• [Exercise materials]:
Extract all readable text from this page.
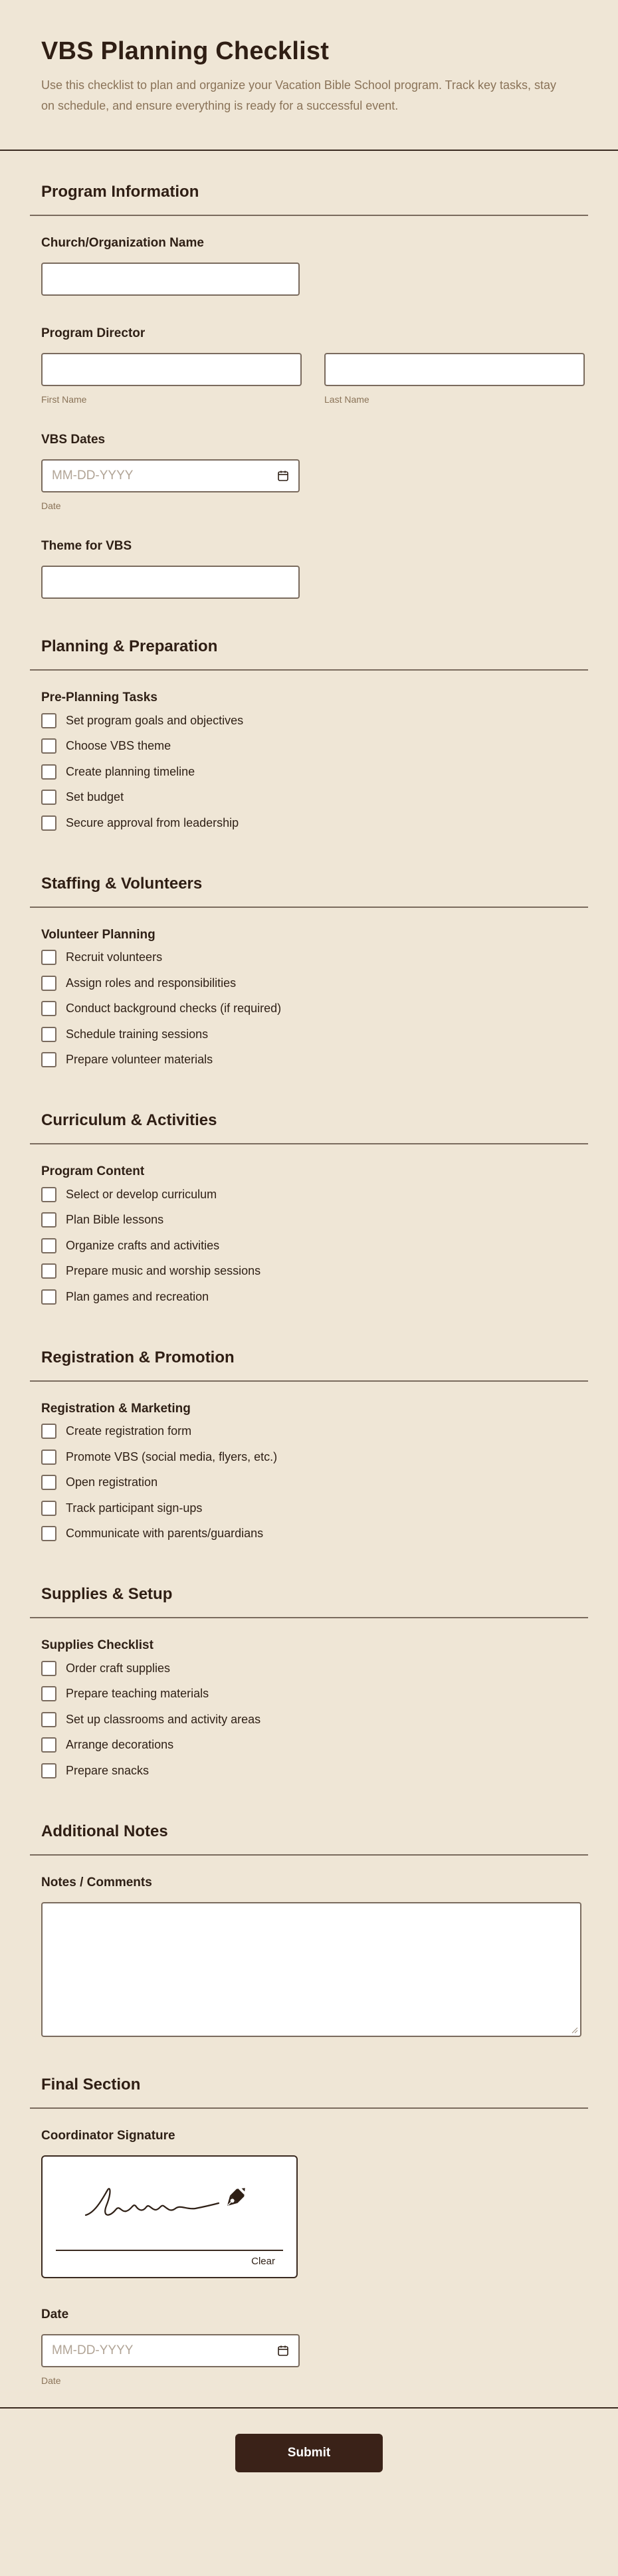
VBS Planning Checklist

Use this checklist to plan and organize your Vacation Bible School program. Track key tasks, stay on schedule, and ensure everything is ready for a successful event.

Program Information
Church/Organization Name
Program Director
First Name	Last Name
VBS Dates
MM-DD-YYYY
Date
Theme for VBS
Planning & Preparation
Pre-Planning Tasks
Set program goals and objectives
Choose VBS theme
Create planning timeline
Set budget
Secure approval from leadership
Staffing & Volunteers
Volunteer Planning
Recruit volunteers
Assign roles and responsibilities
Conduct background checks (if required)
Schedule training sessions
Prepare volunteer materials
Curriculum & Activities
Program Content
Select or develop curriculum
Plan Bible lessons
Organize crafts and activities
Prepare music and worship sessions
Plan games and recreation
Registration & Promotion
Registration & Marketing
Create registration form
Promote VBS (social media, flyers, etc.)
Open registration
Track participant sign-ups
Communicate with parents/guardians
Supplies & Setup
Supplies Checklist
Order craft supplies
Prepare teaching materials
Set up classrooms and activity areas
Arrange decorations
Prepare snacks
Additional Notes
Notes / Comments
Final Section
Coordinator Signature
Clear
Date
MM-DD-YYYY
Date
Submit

• [Challenge]: Look above for every line with the word "Bible" and copy it.

• [Reply]:
Use this checklist to plan and organize your Vacation Bible School program. Track key tasks, stay on schedule, and ensure everything is ready for a successful event.
Plan Bible lessons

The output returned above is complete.